**Records for the task**
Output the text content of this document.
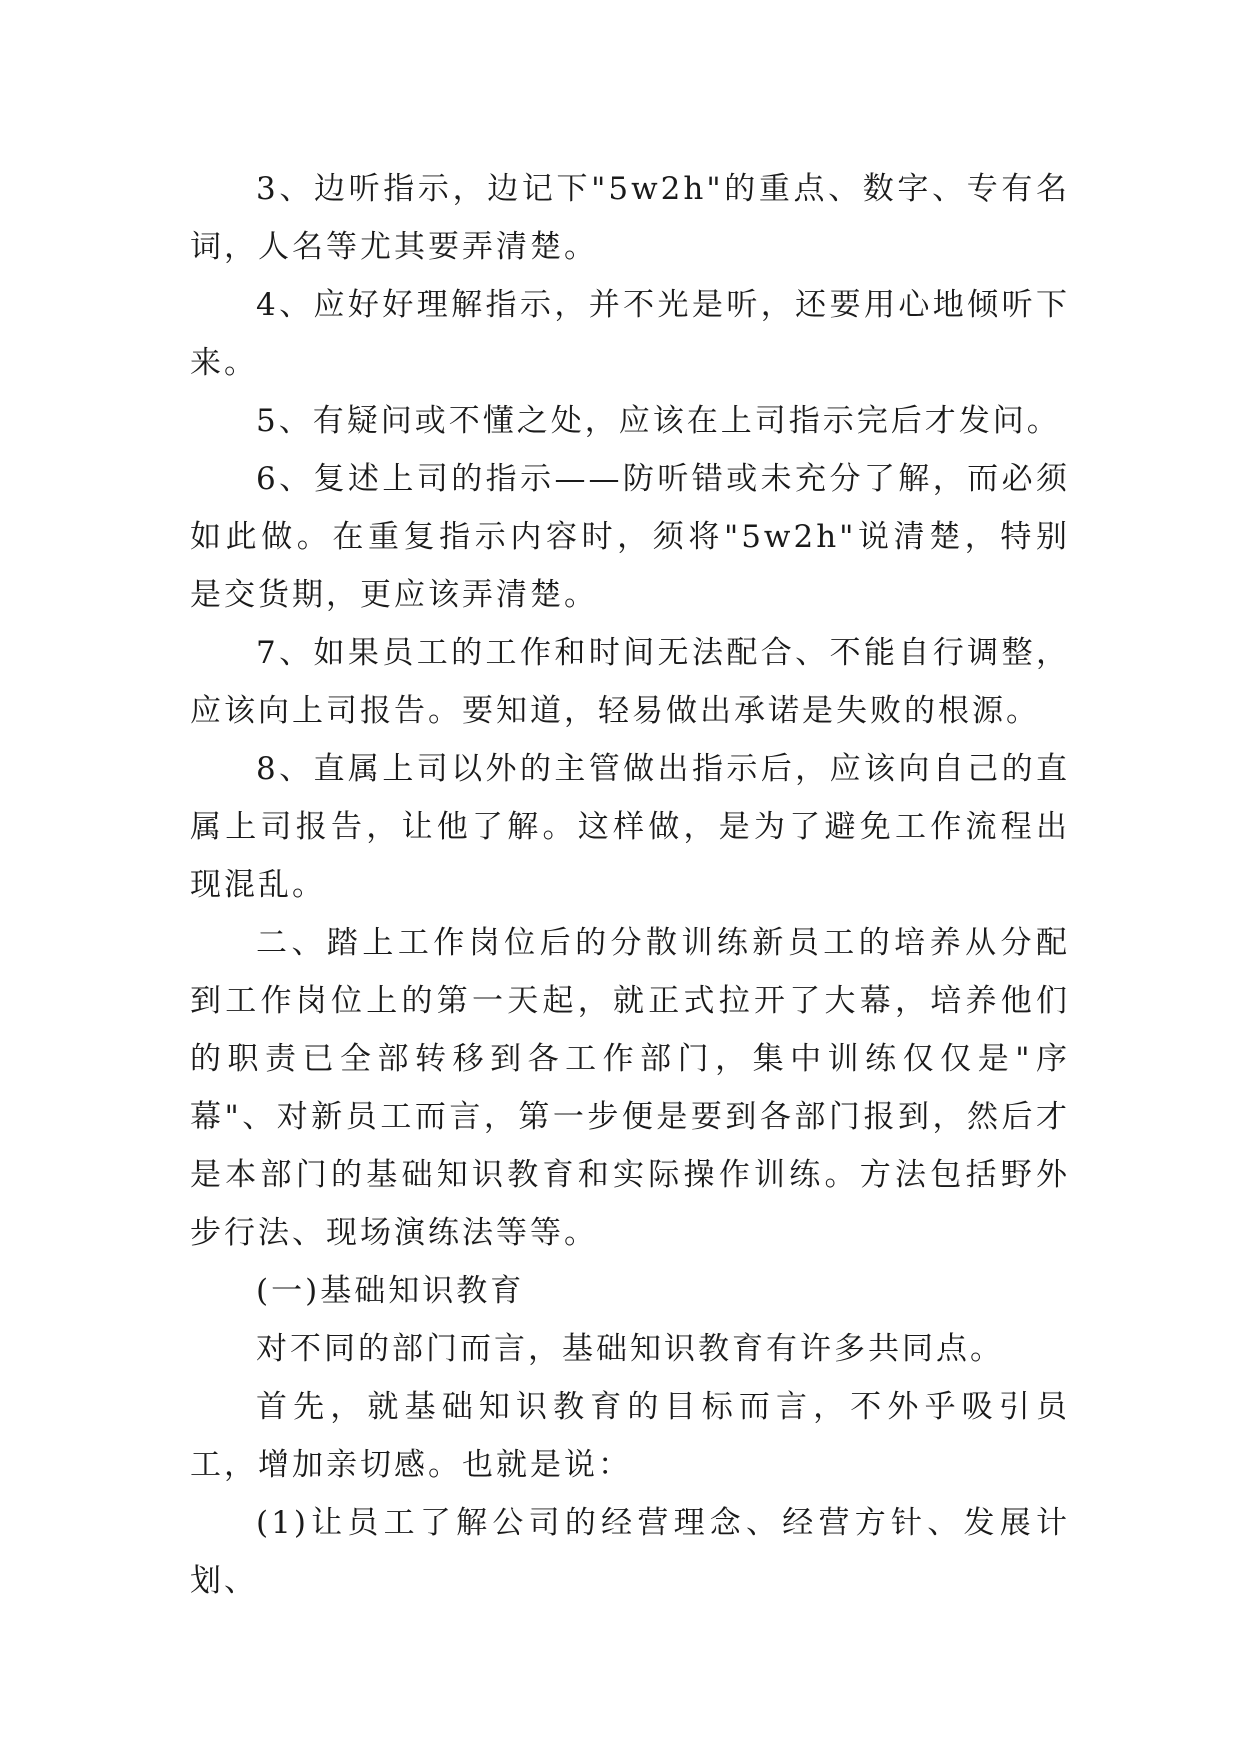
3、边听指示，边记下"5w2h"的重点、数字、专有名词，人名等尤其要弄清楚。

4、应好好理解指示，并不光是听，还要用心地倾听下来。

5、有疑问或不懂之处，应该在上司指示完后才发问。

6、复述上司的指示——防听错或未充分了解，而必须如此做。在重复指示内容时，须将"5w2h"说清楚，特别是交货期，更应该弄清楚。

7、如果员工的工作和时间无法配合、不能自行调整，应该向上司报告。要知道，轻易做出承诺是失败的根源。

8、直属上司以外的主管做出指示后，应该向自己的直属上司报告，让他了解。这样做，是为了避免工作流程出现混乱。

二、踏上工作岗位后的分散训练新员工的培养从分配到工作岗位上的第一天起，就正式拉开了大幕，培养他们的职责已全部转移到各工作部门，集中训练仅仅是"序幕"、对新员工而言，第一步便是要到各部门报到，然后才是本部门的基础知识教育和实际操作训练。方法包括野外步行法、现场演练法等等。

(一)基础知识教育

对不同的部门而言，基础知识教育有许多共同点。

首先，就基础知识教育的目标而言，不外乎吸引员工，增加亲切感。也就是说：

(1)让员工了解公司的经营理念、经营方针、发展计划、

**What is needed**
Skip the pictures and print each record exactly as it stands.

**The output**
Output the text content of this document.
3、边听指示，边记下"5w2h"的重点、数字、专有名词，人名等尤其要弄清楚。

4、应好好理解指示，并不光是听，还要用心地倾听下来。

5、有疑问或不懂之处，应该在上司指示完后才发问。

6、复述上司的指示——防听错或未充分了解，而必须如此做。在重复指示内容时，须将"5w2h"说清楚，特别是交货期，更应该弄清楚。

7、如果员工的工作和时间无法配合、不能自行调整，应该向上司报告。要知道，轻易做出承诺是失败的根源。

8、直属上司以外的主管做出指示后，应该向自己的直属上司报告，让他了解。这样做，是为了避免工作流程出现混乱。

二、踏上工作岗位后的分散训练新员工的培养从分配到工作岗位上的第一天起，就正式拉开了大幕，培养他们的职责已全部转移到各工作部门，集中训练仅仅是"序幕"、对新员工而言，第一步便是要到各部门报到，然后才是本部门的基础知识教育和实际操作训练。方法包括野外步行法、现场演练法等等。

(一)基础知识教育

对不同的部门而言，基础知识教育有许多共同点。

首先，就基础知识教育的目标而言，不外乎吸引员工，增加亲切感。也就是说：

(1)让员工了解公司的经营理念、经营方针、发展计划、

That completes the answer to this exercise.